Figure contents as structured data →
-- BEGIN --
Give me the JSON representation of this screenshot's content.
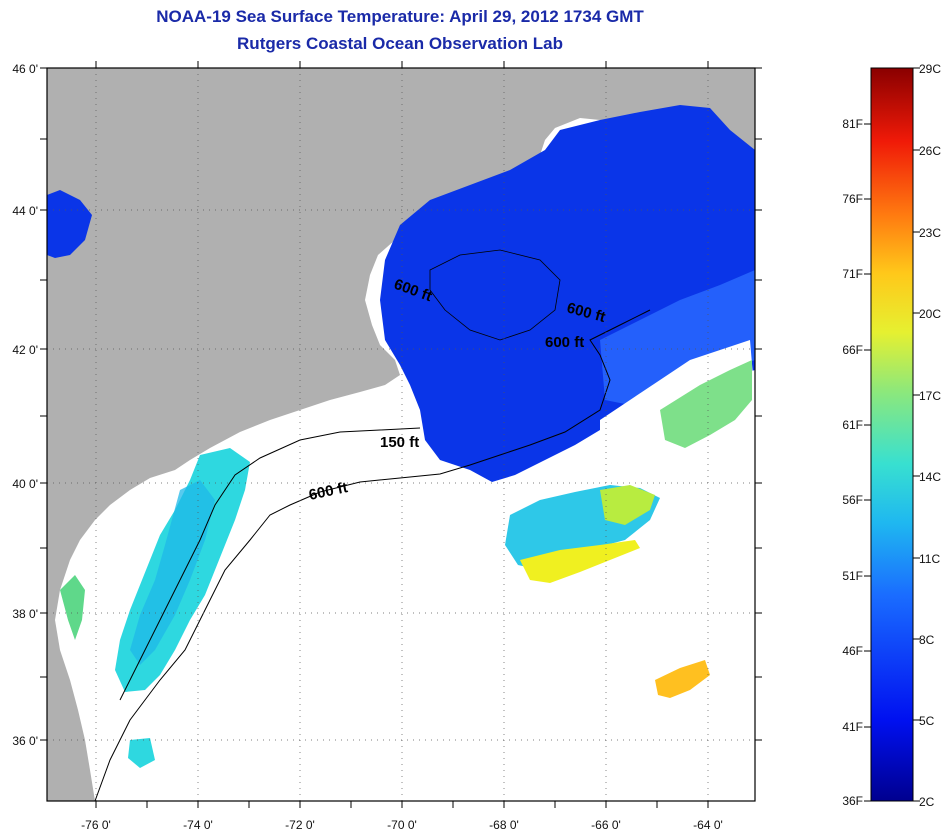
{
  "title": "NOAA-19 Sea Surface Temperature:  April 29, 2012 1734 GMT",
  "subtitle": "Rutgers Coastal Ocean Observation Lab",
  "lat_labels": [
    "46 0'",
    "44 0'",
    "42 0'",
    "40 0'",
    "38 0'",
    "36 0'"
  ],
  "lon_labels": [
    "-76 0'",
    "-74 0'",
    "-72 0'",
    "-70 0'",
    "-68 0'",
    "-66 0'",
    "-64 0'"
  ],
  "contour_labels": [
    "600 ft",
    "600 ft",
    "600 ft",
    "150 ft",
    "600 ft"
  ],
  "colorbar": {
    "fahrenheit": [
      "81F",
      "76F",
      "71F",
      "66F",
      "61F",
      "56F",
      "51F",
      "46F",
      "41F",
      "36F"
    ],
    "celsius": [
      "29C",
      "26C",
      "23C",
      "20C",
      "17C",
      "14C",
      "11C",
      "8C",
      "5C",
      "2C"
    ]
  },
  "colors": {
    "land": "#b0b0b0",
    "no_data": "#ffffff",
    "title": "#1a2aa8",
    "cold": "#0a2ae0",
    "warm": "#8a0000"
  }
}
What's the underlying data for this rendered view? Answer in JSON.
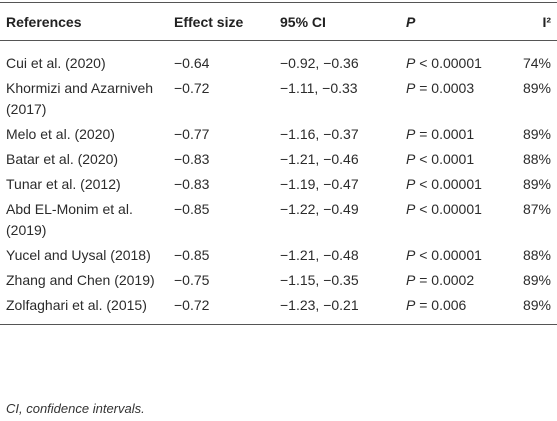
{
  "table": {
    "header": [
      "References",
      "Effect size",
      "95% CI",
      "P",
      "I²"
    ],
    "rows": [
      [
        "Cui et al. (2020)",
        "−0.64",
        "−0.92, −0.36",
        "P < 0.00001",
        "74%"
      ],
      [
        "Khormizi and Azarniveh (2017)",
        "−0.72",
        "−1.11, −0.33",
        "P = 0.0003",
        "89%"
      ],
      [
        "Melo et al. (2020)",
        "−0.77",
        "−1.16, −0.37",
        "P = 0.0001",
        "89%"
      ],
      [
        "Batar et al. (2020)",
        "−0.83",
        "−1.21, −0.46",
        "P < 0.0001",
        "88%"
      ],
      [
        "Tunar et al. (2012)",
        "−0.83",
        "−1.19, −0.47",
        "P < 0.00001",
        "89%"
      ],
      [
        "Abd EL-Monim et al. (2019)",
        "−0.85",
        "−1.22, −0.49",
        "P < 0.00001",
        "87%"
      ],
      [
        "Yucel and Uysal (2018)",
        "−0.85",
        "−1.21, −0.48",
        "P < 0.00001",
        "88%"
      ],
      [
        "Zhang and Chen (2019)",
        "−0.75",
        "−1.15, −0.35",
        "P = 0.0002",
        "89%"
      ],
      [
        "Zolfaghari et al. (2015)",
        "−0.72",
        "−1.23, −0.21",
        "P = 0.006",
        "89%"
      ]
    ]
  },
  "footnote": "CI, confidence intervals."
}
-- END --
What to produce → Leave out the pictures, and give all the records again exactly.

Completed exercise →
Give me the JSON representation of this screenshot's content.
{
  "title": "NOAA-19 Sea Surface Temperature:  April 29, 2012 1734 GMT",
  "subtitle": "Rutgers Coastal Ocean Observation Lab",
  "lat_labels": [
    "46 0'",
    "44 0'",
    "42 0'",
    "40 0'",
    "38 0'",
    "36 0'"
  ],
  "lon_labels": [
    "-76 0'",
    "-74 0'",
    "-72 0'",
    "-70 0'",
    "-68 0'",
    "-66 0'",
    "-64 0'"
  ],
  "contour_labels": [
    "600 ft",
    "600 ft",
    "600 ft",
    "150 ft",
    "600 ft"
  ],
  "colorbar": {
    "fahrenheit": [
      "81F",
      "76F",
      "71F",
      "66F",
      "61F",
      "56F",
      "51F",
      "46F",
      "41F",
      "36F"
    ],
    "celsius": [
      "29C",
      "26C",
      "23C",
      "20C",
      "17C",
      "14C",
      "11C",
      "8C",
      "5C",
      "2C"
    ]
  },
  "colors": {
    "land": "#b0b0b0",
    "no_data": "#ffffff",
    "title": "#1a2aa8",
    "cold": "#0a2ae0",
    "warm": "#8a0000"
  }
}
What's the underlying data for this rendered view? Answer in JSON.
{
  "table": {
    "header": [
      "References",
      "Effect size",
      "95% CI",
      "P",
      "I²"
    ],
    "rows": [
      [
        "Cui et al. (2020)",
        "−0.64",
        "−0.92, −0.36",
        "P < 0.00001",
        "74%"
      ],
      [
        "Khormizi and Azarniveh (2017)",
        "−0.72",
        "−1.11, −0.33",
        "P = 0.0003",
        "89%"
      ],
      [
        "Melo et al. (2020)",
        "−0.77",
        "−1.16, −0.37",
        "P = 0.0001",
        "89%"
      ],
      [
        "Batar et al. (2020)",
        "−0.83",
        "−1.21, −0.46",
        "P < 0.0001",
        "88%"
      ],
      [
        "Tunar et al. (2012)",
        "−0.83",
        "−1.19, −0.47",
        "P < 0.00001",
        "89%"
      ],
      [
        "Abd EL-Monim et al. (2019)",
        "−0.85",
        "−1.22, −0.49",
        "P < 0.00001",
        "87%"
      ],
      [
        "Yucel and Uysal (2018)",
        "−0.85",
        "−1.21, −0.48",
        "P < 0.00001",
        "88%"
      ],
      [
        "Zhang and Chen (2019)",
        "−0.75",
        "−1.15, −0.35",
        "P = 0.0002",
        "89%"
      ],
      [
        "Zolfaghari et al. (2015)",
        "−0.72",
        "−1.23, −0.21",
        "P = 0.006",
        "89%"
      ]
    ]
  },
  "footnote": "CI, confidence intervals."
}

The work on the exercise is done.